PROBLEM TO WORK ON
Across the entries below, count the lines in which the word "claim" occurs. Reply with the count alone.

── SUPPLIED DATA ──

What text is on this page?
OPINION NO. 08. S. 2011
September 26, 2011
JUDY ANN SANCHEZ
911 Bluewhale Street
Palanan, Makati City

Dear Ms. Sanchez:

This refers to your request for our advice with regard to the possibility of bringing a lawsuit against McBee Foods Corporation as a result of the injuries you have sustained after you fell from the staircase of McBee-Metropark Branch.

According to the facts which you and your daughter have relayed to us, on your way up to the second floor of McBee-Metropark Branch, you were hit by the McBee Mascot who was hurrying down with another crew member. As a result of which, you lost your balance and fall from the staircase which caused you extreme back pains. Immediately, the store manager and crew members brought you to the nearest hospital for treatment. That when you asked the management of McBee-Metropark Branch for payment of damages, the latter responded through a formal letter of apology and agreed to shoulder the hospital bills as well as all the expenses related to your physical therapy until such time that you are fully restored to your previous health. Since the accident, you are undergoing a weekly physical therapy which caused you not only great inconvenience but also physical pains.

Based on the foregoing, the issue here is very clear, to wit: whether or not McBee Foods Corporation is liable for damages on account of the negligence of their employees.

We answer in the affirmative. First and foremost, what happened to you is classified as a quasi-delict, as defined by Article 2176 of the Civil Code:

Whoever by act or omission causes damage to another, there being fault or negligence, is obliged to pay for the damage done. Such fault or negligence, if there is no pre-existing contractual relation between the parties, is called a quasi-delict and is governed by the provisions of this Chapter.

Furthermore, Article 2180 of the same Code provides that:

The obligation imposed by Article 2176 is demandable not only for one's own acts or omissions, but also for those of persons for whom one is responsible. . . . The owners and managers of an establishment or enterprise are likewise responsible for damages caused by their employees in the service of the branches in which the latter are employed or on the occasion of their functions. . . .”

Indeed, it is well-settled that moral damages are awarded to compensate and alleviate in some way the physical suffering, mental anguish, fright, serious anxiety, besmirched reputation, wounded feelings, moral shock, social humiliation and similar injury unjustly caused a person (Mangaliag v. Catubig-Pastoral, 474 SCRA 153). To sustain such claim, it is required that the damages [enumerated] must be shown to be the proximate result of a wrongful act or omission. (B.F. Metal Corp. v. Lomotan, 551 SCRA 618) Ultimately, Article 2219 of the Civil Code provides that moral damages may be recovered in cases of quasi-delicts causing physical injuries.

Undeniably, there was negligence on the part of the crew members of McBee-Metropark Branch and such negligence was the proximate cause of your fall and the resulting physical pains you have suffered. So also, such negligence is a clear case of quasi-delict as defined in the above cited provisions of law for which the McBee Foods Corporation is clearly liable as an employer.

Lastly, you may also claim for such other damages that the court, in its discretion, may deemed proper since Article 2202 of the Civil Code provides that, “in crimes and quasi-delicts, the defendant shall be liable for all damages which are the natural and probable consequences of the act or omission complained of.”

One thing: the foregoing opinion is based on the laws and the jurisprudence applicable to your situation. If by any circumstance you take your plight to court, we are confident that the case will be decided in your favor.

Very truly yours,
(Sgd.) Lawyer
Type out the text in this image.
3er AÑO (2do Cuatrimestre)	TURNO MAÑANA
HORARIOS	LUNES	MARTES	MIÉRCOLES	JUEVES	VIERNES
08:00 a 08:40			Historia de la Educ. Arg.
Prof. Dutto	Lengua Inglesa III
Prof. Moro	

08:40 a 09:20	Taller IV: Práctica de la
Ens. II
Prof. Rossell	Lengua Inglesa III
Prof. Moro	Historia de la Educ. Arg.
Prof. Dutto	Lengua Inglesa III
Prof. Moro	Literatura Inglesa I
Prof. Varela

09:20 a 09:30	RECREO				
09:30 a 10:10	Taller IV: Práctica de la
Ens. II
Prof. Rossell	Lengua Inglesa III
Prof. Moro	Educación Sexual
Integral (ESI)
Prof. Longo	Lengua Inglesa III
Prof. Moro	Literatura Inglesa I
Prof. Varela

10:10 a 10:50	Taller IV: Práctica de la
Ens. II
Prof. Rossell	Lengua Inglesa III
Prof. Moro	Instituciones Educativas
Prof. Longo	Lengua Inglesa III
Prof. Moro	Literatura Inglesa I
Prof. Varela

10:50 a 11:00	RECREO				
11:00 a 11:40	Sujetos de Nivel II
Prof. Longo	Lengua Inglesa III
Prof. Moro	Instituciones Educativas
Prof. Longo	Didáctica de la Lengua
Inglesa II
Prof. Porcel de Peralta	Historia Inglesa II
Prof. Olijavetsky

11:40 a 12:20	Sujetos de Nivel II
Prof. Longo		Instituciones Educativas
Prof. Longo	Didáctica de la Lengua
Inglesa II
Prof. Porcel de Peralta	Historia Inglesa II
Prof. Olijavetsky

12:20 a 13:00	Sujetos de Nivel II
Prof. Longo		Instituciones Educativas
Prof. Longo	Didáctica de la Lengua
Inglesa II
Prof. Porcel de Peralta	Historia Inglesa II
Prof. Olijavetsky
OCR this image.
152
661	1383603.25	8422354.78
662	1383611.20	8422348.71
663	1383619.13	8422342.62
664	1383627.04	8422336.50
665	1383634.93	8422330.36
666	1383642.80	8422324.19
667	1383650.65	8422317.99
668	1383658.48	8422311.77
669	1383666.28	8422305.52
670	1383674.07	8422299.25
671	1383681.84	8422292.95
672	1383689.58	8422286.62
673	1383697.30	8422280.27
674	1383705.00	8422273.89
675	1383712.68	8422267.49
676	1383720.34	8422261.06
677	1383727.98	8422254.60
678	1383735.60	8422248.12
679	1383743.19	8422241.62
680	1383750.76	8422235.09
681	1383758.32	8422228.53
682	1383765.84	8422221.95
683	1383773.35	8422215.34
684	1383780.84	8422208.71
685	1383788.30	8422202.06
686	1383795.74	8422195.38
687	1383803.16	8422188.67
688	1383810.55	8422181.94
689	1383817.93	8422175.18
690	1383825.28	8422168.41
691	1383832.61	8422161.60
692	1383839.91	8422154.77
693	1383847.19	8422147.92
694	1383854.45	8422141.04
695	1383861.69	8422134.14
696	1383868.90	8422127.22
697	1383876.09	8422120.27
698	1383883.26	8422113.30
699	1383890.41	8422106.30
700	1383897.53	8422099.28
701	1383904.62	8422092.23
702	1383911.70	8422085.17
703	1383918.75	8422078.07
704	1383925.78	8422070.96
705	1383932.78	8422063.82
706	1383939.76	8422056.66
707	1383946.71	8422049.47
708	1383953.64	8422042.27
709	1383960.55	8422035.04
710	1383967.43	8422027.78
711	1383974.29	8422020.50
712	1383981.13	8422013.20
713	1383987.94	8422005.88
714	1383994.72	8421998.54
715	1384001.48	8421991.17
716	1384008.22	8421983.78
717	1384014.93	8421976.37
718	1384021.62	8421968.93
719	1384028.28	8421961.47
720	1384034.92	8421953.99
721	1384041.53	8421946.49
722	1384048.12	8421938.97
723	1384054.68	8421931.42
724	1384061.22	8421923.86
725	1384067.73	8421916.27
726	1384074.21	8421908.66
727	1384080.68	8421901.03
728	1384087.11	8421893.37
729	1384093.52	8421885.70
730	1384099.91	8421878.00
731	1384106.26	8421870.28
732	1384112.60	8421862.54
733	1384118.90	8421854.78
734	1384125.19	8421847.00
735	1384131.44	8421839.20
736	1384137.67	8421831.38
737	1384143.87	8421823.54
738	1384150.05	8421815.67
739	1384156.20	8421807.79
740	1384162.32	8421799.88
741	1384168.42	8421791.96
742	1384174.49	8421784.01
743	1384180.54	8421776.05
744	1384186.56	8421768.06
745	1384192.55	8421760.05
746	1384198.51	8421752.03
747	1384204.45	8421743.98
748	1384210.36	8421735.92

───

EXERCISE SOLUTION
2